Scan the data beneath this task and copy each line that includes "image".

··· Listed records ···

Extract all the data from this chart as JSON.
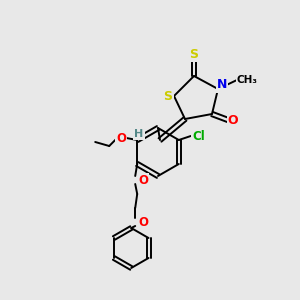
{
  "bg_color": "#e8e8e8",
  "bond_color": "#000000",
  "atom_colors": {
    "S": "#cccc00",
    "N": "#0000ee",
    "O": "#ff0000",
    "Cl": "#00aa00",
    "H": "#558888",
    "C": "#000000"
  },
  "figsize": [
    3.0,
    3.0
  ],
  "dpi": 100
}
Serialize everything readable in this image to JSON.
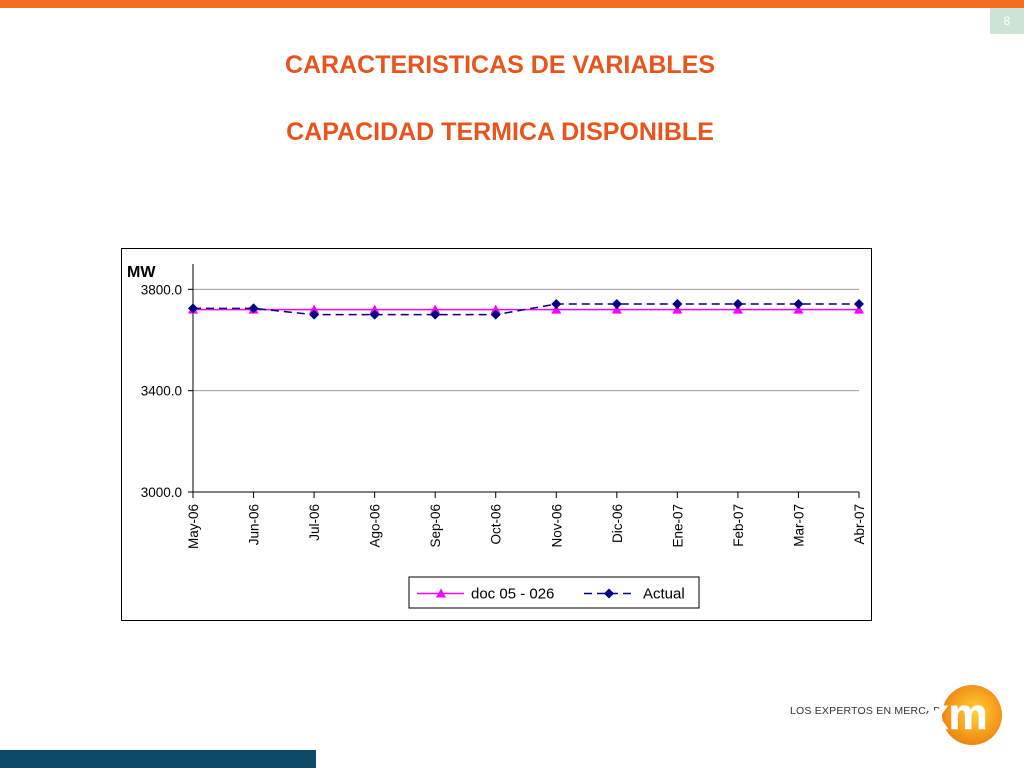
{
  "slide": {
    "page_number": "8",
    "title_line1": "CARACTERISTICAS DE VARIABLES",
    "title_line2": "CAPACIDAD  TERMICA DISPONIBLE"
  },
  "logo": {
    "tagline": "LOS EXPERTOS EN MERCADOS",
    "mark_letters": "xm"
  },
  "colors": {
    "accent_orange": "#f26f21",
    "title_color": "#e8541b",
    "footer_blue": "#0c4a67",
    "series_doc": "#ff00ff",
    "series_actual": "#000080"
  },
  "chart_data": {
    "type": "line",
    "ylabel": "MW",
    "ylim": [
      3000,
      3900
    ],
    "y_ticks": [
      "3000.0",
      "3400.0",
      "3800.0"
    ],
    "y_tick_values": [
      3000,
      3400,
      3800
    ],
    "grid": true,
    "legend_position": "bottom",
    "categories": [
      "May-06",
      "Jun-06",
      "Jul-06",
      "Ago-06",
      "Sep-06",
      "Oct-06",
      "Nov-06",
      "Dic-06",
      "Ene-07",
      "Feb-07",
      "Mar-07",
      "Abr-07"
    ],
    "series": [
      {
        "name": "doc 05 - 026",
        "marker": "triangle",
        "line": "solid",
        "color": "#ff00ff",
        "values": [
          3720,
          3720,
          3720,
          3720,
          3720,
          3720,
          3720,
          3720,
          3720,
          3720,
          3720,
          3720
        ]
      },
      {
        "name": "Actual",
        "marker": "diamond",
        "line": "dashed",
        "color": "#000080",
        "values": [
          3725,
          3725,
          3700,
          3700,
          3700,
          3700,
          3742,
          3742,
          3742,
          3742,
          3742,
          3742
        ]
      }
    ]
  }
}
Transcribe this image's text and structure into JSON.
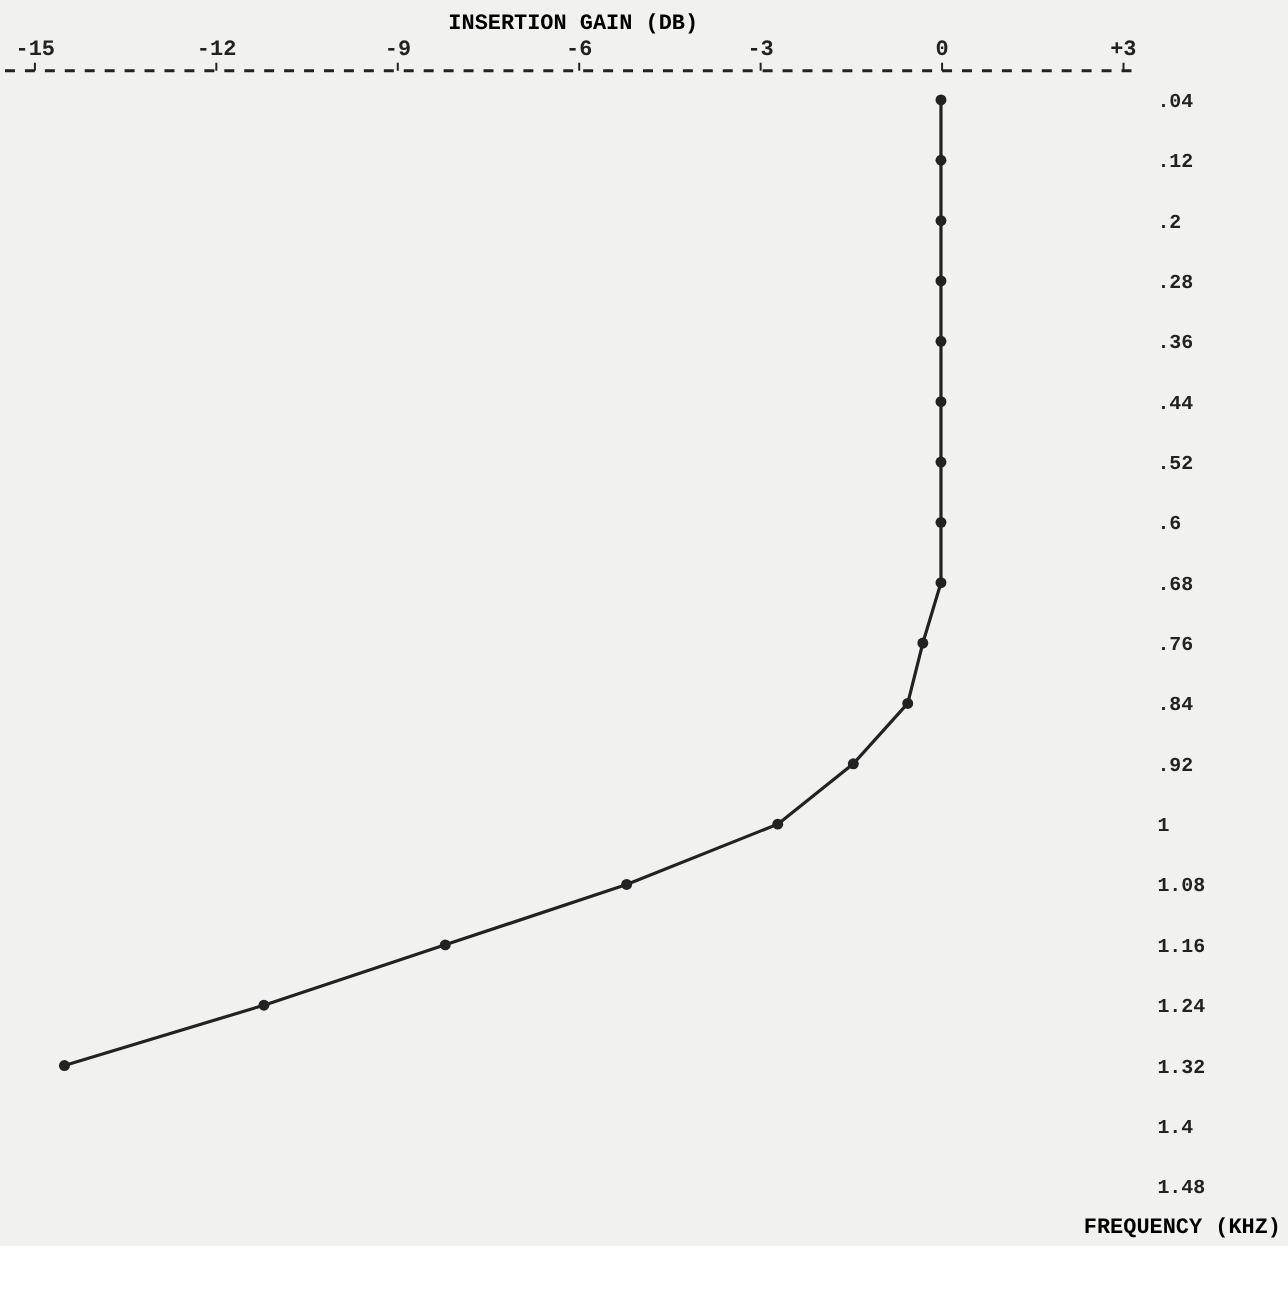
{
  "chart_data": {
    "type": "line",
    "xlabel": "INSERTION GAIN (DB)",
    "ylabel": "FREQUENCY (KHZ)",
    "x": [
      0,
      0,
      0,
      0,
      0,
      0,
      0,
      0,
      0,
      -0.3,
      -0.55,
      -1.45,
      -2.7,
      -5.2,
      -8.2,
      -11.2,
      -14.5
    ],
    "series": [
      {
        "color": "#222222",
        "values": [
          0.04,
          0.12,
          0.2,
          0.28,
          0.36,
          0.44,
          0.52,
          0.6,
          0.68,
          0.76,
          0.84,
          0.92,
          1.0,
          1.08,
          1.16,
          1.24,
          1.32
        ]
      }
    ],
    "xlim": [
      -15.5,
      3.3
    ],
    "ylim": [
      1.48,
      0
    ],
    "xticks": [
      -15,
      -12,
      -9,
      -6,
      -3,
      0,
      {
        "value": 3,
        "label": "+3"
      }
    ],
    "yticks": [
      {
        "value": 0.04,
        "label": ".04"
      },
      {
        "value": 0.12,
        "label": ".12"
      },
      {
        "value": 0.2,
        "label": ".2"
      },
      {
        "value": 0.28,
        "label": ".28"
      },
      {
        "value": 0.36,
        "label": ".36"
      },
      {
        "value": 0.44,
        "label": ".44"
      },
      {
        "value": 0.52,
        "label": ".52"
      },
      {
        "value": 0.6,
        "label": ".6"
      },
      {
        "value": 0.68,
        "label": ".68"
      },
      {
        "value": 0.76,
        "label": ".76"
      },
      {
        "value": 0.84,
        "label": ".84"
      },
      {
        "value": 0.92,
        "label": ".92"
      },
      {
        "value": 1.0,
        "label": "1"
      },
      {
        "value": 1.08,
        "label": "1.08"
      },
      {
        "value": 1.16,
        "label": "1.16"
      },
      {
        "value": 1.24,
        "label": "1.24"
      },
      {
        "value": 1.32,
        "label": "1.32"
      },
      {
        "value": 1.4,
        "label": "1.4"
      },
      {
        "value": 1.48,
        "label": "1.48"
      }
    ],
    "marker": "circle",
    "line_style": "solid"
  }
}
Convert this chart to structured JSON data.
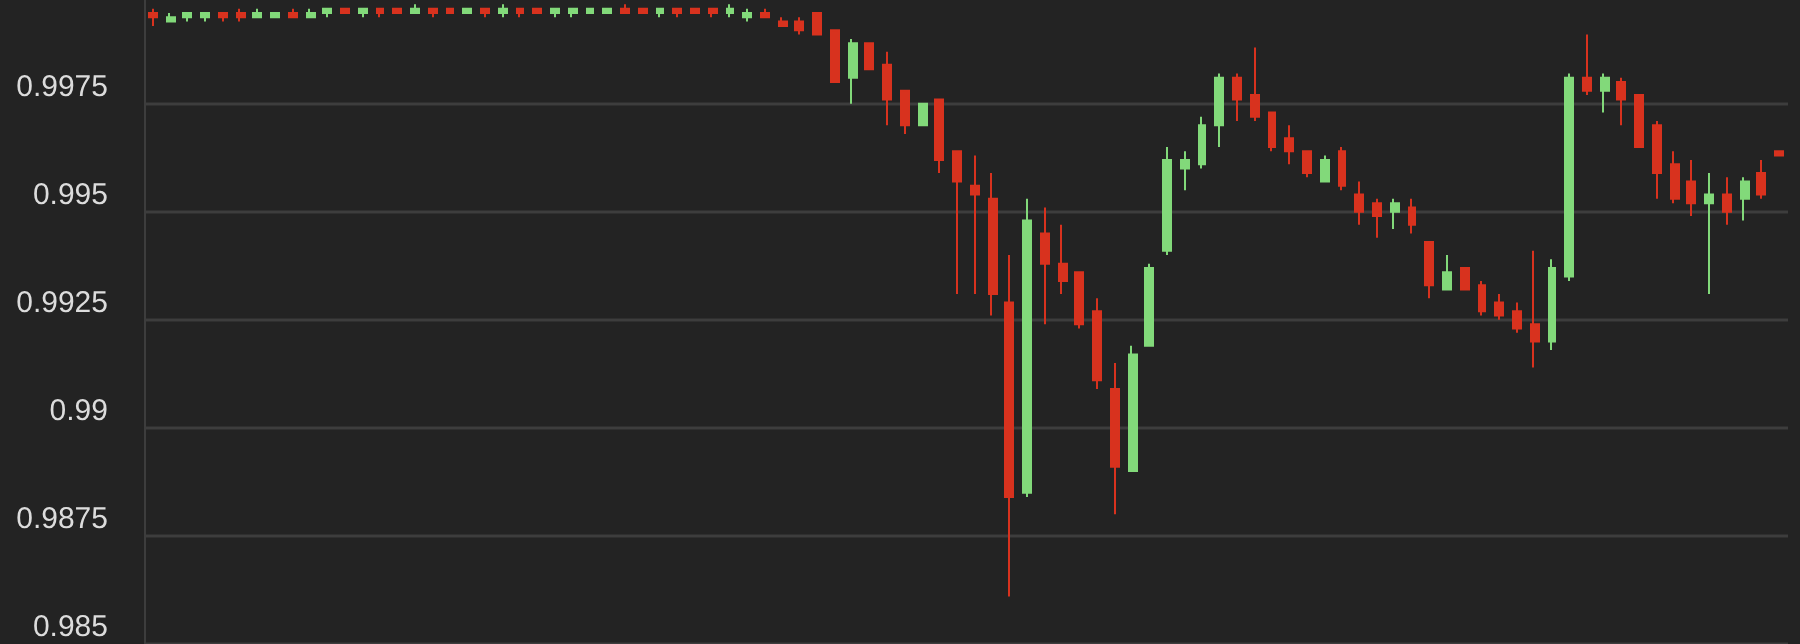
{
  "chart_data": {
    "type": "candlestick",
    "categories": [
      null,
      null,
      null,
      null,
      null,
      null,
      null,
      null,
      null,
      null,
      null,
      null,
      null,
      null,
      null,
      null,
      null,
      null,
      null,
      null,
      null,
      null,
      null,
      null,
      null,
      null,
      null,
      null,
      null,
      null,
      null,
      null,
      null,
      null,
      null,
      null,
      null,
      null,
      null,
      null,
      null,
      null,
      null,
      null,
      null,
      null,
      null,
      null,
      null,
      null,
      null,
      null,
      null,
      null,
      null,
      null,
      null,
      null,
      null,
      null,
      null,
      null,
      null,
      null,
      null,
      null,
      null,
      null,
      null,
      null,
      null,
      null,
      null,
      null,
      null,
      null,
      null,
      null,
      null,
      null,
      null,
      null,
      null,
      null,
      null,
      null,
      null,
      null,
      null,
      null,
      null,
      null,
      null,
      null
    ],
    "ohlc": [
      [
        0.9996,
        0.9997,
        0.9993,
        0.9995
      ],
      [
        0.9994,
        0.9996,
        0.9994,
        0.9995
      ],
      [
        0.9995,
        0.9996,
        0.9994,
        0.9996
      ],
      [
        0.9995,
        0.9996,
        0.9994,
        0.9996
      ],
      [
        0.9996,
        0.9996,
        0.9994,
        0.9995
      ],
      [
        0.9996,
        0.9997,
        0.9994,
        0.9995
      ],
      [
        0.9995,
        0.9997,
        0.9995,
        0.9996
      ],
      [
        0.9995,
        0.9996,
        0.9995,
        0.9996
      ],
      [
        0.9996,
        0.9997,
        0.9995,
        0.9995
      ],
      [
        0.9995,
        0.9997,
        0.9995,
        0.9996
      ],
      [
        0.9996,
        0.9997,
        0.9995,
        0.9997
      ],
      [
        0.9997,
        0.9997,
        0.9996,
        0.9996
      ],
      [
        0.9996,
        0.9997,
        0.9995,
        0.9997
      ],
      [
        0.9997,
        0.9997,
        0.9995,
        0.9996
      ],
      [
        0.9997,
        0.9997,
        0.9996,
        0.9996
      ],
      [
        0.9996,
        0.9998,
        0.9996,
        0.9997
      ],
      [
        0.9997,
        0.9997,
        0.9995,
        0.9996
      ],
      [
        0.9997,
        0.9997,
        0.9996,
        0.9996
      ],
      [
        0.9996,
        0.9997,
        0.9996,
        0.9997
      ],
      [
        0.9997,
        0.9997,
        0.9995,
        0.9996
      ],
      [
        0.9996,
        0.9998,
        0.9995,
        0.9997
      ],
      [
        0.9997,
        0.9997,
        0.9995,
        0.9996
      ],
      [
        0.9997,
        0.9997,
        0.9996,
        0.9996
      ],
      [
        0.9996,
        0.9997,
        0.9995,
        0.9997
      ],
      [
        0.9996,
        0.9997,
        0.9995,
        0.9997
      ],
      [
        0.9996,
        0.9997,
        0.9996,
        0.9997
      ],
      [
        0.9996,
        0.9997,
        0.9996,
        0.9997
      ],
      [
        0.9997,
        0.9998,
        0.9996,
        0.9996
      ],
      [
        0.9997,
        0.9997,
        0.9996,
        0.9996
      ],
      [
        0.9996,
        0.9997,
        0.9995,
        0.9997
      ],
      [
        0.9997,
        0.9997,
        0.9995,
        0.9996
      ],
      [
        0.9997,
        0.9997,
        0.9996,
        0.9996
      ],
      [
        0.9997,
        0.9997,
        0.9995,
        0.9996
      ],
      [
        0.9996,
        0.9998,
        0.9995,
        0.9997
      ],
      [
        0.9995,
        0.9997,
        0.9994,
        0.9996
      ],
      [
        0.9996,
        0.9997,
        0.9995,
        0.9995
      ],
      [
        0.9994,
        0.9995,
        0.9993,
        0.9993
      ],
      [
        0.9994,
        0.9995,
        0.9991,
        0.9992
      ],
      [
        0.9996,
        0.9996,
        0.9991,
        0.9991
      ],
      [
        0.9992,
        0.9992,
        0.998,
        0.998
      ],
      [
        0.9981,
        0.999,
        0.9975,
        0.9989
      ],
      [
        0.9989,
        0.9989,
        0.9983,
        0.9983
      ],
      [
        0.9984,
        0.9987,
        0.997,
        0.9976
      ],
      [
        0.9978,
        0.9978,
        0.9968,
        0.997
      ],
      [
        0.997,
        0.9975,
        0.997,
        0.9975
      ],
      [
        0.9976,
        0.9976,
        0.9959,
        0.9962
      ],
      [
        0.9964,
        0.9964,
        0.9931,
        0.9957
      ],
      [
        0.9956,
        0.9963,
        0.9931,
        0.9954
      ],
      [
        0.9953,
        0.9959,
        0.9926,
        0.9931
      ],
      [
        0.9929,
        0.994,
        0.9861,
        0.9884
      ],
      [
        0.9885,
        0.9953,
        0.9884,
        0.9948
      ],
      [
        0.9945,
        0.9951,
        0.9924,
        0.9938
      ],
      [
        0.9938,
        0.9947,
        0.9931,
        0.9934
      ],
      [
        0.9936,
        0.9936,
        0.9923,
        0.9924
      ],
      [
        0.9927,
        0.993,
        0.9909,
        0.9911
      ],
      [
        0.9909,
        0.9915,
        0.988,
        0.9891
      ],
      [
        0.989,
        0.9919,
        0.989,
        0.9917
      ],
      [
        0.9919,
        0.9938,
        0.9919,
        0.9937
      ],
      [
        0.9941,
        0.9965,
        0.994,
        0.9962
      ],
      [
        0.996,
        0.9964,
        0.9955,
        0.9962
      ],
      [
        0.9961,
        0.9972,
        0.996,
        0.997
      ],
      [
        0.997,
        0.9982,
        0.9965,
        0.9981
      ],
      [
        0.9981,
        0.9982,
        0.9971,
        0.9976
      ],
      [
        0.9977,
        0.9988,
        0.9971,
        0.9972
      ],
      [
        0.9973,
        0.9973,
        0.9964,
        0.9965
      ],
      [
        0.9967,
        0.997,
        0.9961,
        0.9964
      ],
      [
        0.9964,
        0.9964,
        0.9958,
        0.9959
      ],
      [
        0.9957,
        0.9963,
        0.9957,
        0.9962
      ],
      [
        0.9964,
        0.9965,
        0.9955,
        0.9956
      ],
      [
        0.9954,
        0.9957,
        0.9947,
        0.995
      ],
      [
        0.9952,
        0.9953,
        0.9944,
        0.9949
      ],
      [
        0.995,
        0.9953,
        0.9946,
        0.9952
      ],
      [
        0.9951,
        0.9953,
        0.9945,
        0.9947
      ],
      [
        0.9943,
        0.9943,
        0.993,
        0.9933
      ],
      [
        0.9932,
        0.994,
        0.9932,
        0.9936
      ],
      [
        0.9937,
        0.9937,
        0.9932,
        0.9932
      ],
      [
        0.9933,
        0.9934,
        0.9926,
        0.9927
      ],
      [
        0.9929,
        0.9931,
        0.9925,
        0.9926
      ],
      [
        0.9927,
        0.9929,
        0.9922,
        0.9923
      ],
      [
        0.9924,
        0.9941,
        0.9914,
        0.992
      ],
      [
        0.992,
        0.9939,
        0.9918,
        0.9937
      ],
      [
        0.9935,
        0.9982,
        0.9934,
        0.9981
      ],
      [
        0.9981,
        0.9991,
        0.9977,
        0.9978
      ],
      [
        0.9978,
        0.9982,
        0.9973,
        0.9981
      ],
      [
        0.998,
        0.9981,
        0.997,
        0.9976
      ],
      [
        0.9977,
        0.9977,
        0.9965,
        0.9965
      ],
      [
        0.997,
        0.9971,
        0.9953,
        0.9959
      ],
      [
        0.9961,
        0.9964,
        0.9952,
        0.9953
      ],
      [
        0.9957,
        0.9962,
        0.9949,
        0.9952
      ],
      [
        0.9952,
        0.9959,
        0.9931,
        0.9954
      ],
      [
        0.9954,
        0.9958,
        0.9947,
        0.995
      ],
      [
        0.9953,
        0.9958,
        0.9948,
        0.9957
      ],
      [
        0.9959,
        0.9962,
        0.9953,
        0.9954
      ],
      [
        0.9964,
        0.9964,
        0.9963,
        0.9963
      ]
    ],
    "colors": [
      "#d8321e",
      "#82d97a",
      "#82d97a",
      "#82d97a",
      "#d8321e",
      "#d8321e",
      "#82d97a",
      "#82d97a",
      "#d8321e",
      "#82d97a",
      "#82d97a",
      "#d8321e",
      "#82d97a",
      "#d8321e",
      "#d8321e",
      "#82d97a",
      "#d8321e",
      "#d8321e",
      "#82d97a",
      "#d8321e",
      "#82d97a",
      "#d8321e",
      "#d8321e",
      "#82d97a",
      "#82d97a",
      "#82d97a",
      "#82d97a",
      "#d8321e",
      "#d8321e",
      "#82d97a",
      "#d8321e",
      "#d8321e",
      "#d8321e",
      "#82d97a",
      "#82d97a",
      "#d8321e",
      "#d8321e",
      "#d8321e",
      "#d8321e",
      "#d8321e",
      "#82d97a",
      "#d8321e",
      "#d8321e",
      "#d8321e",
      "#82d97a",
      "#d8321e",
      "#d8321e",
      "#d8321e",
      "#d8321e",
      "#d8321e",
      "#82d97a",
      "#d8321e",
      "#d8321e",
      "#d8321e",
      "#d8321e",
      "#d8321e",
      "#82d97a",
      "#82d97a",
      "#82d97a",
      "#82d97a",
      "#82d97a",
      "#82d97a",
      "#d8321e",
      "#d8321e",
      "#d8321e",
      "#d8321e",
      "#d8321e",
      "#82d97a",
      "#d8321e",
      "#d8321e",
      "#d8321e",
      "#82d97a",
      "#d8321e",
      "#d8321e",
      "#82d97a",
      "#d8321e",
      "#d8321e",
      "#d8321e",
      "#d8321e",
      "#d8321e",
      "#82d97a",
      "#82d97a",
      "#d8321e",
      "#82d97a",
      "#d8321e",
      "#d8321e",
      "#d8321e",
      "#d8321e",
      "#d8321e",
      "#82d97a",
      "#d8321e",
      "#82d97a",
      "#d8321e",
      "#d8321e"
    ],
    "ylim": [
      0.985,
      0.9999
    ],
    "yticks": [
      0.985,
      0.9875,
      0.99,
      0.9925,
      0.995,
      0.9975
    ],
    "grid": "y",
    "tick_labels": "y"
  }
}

···

• _Complete response_
Serialize everything readable in this image to JSON.
Transcribe this image's text and structure into JSON.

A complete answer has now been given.